> Job
Determine which lines contain the word "this", then copy those lines.

> Given records
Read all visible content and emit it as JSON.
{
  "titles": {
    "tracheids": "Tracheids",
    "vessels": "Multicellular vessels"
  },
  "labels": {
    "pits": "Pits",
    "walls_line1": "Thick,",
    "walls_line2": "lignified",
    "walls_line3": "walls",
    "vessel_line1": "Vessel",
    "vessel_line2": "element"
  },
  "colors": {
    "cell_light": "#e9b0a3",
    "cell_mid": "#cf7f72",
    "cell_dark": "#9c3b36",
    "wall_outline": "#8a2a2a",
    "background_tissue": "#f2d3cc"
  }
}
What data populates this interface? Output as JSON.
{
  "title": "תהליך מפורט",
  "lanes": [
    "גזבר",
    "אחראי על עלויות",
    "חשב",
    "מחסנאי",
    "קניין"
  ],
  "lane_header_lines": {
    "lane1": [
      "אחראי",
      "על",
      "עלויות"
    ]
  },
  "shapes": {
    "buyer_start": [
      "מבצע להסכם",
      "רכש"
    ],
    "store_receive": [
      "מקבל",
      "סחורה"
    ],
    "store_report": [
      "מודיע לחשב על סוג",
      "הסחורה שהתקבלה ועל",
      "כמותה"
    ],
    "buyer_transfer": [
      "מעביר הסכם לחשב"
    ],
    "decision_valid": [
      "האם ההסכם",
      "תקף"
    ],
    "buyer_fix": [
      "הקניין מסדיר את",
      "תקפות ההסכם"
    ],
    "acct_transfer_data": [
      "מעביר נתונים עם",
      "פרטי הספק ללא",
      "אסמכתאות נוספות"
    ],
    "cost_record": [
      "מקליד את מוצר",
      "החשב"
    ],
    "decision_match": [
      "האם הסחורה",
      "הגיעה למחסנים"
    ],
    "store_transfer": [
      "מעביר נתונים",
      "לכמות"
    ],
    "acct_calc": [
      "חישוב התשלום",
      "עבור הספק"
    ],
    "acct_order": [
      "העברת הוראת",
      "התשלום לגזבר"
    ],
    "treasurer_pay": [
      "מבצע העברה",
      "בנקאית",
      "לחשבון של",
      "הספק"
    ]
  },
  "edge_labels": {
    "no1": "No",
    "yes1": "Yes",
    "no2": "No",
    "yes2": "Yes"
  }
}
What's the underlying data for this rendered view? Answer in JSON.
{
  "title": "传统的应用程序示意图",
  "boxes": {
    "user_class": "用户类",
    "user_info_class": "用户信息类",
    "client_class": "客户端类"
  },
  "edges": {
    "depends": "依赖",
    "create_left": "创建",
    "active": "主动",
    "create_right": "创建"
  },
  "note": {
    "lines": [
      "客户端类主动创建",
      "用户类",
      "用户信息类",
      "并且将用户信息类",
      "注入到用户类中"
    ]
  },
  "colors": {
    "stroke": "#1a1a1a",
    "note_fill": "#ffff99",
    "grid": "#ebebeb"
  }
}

> Correct output
What data populates this interface? Output as JSON.
What's the underlying data for this rendered view? Answer in JSON.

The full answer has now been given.